Data items =
»»

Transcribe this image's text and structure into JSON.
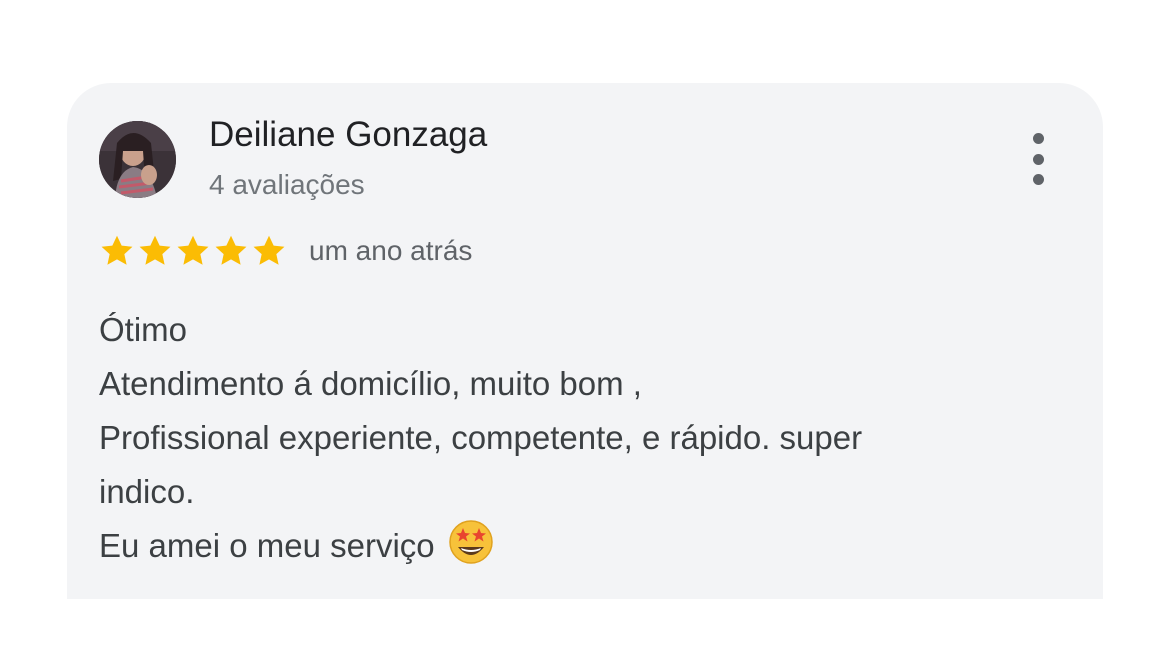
{
  "review": {
    "author_name": "Deiliane Gonzaga",
    "review_count": "4 avaliações",
    "rating": 5,
    "rating_max": 5,
    "time_ago": "um ano atrás",
    "text_lines": [
      "Ótimo",
      "Atendimento á domicílio, muito bom ,",
      "Profissional experiente, competente, e rápido. super",
      "indico.",
      "Eu amei o meu serviço"
    ],
    "emoji": "star-struck-emoji"
  },
  "colors": {
    "card_background": "#f3f4f6",
    "star": "#fbbc04",
    "name_text": "#202124",
    "secondary_text": "#70757a",
    "body_text": "#3c4043"
  },
  "icons": {
    "menu": "more-vertical-icon",
    "star": "star-icon",
    "avatar": "user-avatar"
  }
}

««

To be done = Go through the data above and transcribe it in full, omitting any image.

Exercise output =
Transcribe this image's text and structure into JSON.
{
  "review": {
    "author_name": "Deiliane Gonzaga",
    "review_count": "4 avaliações",
    "rating": 5,
    "rating_max": 5,
    "time_ago": "um ano atrás",
    "text_lines": [
      "Ótimo",
      "Atendimento á domicílio, muito bom ,",
      "Profissional experiente, competente, e rápido. super",
      "indico.",
      "Eu amei o meu serviço"
    ],
    "emoji": "star-struck-emoji"
  },
  "colors": {
    "card_background": "#f3f4f6",
    "star": "#fbbc04",
    "name_text": "#202124",
    "secondary_text": "#70757a",
    "body_text": "#3c4043"
  },
  "icons": {
    "menu": "more-vertical-icon",
    "star": "star-icon",
    "avatar": "user-avatar"
  }
}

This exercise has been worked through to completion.